# START OF Supplied material

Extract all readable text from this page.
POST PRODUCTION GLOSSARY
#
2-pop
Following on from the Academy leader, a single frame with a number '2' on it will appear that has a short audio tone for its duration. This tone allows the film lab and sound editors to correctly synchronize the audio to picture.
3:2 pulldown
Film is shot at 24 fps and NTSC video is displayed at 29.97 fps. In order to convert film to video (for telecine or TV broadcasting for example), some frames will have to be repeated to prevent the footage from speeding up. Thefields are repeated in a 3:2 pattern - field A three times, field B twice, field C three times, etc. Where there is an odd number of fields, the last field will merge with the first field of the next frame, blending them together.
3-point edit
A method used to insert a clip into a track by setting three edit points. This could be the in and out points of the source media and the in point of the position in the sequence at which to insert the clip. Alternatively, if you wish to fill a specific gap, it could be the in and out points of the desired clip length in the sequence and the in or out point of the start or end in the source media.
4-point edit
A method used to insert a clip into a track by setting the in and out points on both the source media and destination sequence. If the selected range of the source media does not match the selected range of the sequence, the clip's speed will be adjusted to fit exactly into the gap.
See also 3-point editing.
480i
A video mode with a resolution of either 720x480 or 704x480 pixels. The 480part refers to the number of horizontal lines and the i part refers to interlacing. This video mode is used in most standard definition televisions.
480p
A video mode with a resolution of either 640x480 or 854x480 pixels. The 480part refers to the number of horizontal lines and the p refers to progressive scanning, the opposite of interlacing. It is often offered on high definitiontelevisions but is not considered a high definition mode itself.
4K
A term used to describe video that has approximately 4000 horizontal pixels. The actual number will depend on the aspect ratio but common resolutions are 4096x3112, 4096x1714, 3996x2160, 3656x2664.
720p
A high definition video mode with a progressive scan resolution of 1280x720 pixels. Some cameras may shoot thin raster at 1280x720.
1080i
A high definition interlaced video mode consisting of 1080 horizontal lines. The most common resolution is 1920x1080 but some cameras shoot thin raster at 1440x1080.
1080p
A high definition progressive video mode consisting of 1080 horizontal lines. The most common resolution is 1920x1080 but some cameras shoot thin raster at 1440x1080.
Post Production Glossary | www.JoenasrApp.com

# END OF Supplied material

- **Challenge**:
Your task is to reproduce all of the records exactly.

- **Exercise result**:
Extract all readable text from this page.
POST PRODUCTION GLOSSARY
#
2-pop
Following on from the Academy leader, a single frame with a number '2' on it will appear that has a short audio tone for its duration. This tone allows the film lab and sound editors to correctly synchronize the audio to picture.
3:2 pulldown
Film is shot at 24 fps and NTSC video is displayed at 29.97 fps. In order to convert film to video (for telecine or TV broadcasting for example), some frames will have to be repeated to prevent the footage from speeding up. Thefields are repeated in a 3:2 pattern - field A three times, field B twice, field C three times, etc. Where there is an odd number of fields, the last field will merge with the first field of the next frame, blending them together.
3-point edit
A method used to insert a clip into a track by setting three edit points. This could be the in and out points of the source media and the in point of the position in the sequence at which to insert the clip. Alternatively, if you wish to fill a specific gap, it could be the in and out points of the desired clip length in the sequence and the in or out point of the start or end in the source media.
4-point edit
A method used to insert a clip into a track by setting the in and out points on both the source media and destination sequence. If the selected range of the source media does not match the selected range of the sequence, the clip's speed will be adjusted to fit exactly into the gap.
See also 3-point editing.
480i
A video mode with a resolution of either 720x480 or 704x480 pixels. The 480part refers to the number of horizontal lines and the i part refers to interlacing. This video mode is used in most standard definition televisions.
480p
A video mode with a resolution of either 640x480 or 854x480 pixels. The 480part refers to the number of horizontal lines and the p refers to progressive scanning, the opposite of interlacing. It is often offered on high definitiontelevisions but is not considered a high definition mode itself.
4K
A term used to describe video that has approximately 4000 horizontal pixels. The actual number will depend on the aspect ratio but common resolutions are 4096x3112, 4096x1714, 3996x2160, 3656x2664.
720p
A high definition video mode with a progressive scan resolution of 1280x720 pixels. Some cameras may shoot thin raster at 1280x720.
1080i
A high definition interlaced video mode consisting of 1080 horizontal lines. The most common resolution is 1920x1080 but some cameras shoot thin raster at 1440x1080.
1080p
A high definition progressive video mode consisting of 1080 horizontal lines. The most common resolution is 1920x1080 but some cameras shoot thin raster at 1440x1080.
Post Production Glossary | www.JoenasrApp.com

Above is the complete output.